> **Records supplied**:
------------------------------------------------------------

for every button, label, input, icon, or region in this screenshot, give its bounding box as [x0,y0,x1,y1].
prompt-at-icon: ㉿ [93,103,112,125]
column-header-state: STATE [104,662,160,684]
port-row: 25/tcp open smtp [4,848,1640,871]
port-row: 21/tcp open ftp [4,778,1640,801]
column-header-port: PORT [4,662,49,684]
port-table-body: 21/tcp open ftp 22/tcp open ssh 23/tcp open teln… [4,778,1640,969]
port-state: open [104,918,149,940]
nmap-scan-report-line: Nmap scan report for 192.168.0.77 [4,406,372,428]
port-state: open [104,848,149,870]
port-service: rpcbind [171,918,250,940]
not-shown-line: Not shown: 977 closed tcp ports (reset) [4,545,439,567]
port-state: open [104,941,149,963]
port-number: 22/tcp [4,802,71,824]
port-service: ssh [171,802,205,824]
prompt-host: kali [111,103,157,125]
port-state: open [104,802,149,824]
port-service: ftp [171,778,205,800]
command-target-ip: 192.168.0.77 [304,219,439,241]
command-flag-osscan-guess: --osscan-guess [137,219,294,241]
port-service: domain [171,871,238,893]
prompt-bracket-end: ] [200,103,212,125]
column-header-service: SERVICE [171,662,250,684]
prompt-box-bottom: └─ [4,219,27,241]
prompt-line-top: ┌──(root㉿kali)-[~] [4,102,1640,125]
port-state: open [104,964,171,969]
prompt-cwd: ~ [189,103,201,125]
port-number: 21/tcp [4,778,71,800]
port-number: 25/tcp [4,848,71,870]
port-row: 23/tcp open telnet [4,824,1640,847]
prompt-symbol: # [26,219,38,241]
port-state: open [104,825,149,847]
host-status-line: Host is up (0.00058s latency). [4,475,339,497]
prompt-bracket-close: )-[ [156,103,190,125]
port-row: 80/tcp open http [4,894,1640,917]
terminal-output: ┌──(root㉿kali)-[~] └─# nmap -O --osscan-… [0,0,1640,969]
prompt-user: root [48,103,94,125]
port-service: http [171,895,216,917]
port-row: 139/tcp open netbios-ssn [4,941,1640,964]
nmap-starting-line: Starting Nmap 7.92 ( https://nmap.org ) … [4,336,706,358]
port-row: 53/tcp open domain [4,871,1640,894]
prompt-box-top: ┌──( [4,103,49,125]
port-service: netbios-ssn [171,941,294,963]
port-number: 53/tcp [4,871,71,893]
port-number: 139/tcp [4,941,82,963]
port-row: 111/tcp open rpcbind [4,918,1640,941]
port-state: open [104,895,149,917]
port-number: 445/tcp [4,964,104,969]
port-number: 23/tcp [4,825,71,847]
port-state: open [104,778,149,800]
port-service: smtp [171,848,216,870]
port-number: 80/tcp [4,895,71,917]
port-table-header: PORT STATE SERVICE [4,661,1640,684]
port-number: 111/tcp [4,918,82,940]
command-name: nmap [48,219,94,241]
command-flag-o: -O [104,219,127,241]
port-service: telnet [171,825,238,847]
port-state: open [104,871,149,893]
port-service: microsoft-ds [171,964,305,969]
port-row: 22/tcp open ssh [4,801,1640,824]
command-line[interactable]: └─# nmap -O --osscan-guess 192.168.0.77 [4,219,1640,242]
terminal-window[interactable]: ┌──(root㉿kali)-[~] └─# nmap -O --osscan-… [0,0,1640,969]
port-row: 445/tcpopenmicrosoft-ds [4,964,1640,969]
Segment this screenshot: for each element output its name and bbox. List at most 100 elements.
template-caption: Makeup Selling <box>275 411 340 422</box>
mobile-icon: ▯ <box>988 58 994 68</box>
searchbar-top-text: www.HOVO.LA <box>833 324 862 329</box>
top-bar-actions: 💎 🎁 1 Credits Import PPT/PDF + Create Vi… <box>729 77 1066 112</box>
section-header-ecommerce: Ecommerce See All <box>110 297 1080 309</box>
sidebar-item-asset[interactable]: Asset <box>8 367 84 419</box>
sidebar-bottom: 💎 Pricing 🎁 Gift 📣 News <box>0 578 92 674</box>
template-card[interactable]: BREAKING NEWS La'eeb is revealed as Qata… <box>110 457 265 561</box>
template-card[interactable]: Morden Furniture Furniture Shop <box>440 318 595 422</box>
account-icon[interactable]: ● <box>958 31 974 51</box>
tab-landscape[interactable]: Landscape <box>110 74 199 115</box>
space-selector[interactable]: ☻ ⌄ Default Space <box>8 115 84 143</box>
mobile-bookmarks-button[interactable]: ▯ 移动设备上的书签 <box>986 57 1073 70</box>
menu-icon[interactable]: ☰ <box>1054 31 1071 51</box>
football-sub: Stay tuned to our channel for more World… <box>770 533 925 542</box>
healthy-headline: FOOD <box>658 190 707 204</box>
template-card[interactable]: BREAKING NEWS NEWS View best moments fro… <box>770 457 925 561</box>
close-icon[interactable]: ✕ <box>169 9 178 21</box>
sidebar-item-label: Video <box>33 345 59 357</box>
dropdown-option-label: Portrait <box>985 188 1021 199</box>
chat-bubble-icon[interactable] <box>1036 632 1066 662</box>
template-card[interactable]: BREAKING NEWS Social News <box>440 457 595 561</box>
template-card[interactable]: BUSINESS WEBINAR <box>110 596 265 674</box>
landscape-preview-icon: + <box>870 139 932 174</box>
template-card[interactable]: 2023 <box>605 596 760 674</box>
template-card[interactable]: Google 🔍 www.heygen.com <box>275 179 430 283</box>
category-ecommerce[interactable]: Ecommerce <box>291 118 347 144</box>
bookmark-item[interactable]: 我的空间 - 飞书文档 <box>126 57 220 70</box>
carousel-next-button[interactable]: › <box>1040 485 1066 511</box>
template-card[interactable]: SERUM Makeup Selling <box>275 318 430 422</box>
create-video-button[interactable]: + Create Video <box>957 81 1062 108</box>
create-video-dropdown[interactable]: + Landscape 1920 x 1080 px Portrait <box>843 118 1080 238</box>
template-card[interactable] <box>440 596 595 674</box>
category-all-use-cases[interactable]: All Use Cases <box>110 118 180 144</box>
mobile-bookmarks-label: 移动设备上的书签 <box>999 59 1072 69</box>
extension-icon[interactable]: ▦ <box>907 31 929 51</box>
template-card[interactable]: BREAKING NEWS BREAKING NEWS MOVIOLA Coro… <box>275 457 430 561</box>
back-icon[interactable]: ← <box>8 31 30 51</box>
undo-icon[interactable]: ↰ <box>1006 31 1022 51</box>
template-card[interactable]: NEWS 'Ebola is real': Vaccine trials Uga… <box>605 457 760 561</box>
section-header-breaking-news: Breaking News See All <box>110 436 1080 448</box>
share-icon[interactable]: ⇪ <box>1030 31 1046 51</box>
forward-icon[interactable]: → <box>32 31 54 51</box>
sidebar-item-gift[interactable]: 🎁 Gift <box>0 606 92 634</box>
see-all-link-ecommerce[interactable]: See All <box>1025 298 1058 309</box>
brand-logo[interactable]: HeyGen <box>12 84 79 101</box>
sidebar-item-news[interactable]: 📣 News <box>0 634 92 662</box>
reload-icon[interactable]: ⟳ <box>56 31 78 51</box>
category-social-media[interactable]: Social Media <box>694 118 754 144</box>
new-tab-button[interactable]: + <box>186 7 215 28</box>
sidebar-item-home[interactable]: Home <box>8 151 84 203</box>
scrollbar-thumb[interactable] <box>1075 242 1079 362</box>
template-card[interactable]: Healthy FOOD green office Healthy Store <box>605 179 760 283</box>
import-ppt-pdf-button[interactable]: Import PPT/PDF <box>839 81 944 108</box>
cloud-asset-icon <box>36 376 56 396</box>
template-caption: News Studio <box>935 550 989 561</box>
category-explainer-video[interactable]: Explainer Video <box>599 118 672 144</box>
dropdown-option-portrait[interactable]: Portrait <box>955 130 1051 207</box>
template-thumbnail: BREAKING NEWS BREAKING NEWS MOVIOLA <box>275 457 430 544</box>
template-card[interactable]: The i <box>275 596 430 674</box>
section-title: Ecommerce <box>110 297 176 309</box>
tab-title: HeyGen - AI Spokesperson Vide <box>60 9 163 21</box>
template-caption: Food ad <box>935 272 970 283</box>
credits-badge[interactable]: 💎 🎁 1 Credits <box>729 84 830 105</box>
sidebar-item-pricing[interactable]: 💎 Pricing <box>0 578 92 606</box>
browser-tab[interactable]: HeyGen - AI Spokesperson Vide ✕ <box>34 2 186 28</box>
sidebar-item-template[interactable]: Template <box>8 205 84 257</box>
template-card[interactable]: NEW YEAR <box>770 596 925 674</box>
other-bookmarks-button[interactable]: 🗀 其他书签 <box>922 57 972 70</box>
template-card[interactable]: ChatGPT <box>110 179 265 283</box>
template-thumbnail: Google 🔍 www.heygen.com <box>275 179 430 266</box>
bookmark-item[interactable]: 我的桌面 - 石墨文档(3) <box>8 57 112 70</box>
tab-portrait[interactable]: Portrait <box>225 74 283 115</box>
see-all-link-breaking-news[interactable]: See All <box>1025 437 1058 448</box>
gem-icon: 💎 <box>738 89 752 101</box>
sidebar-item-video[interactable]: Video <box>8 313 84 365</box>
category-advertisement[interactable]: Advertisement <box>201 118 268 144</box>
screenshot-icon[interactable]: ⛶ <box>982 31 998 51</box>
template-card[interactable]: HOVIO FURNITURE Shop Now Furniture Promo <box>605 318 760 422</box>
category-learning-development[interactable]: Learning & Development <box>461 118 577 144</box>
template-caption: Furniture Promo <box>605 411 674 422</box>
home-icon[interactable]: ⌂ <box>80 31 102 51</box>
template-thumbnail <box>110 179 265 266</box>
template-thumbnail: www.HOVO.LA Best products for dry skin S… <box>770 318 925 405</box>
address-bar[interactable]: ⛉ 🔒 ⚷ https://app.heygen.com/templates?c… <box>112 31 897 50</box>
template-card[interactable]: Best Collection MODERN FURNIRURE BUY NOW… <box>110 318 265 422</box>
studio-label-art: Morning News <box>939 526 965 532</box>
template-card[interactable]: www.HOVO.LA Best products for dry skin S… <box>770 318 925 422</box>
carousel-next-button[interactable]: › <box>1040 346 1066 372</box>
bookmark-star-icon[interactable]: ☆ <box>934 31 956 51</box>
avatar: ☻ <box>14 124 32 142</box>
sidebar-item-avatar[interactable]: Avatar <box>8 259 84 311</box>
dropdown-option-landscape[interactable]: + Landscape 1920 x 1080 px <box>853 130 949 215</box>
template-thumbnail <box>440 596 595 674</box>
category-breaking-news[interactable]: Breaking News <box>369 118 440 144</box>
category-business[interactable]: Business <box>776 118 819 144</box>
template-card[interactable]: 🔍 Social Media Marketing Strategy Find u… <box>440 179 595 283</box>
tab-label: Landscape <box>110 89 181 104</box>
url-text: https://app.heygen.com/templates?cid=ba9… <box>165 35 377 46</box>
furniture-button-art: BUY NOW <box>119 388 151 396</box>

------------------------------------------------------------

> **Your objective**: Put into a numbered list the lines running from the start of the data through the line that contains "column-header-port: PORT [4,662,49,684]", leaving out blank lines.

> **Response for this exercise**:
1. for every button, label, input, icon, or region in this screenshot, give its bounding box as [x0,y0,x1,y1].
2. prompt-at-icon: ㉿ [93,103,112,125]
3. column-header-state: STATE [104,662,160,684]
4. port-row: 25/tcp open smtp [4,848,1640,871]
5. port-row: 21/tcp open ftp [4,778,1640,801]
6. column-header-port: PORT [4,662,49,684]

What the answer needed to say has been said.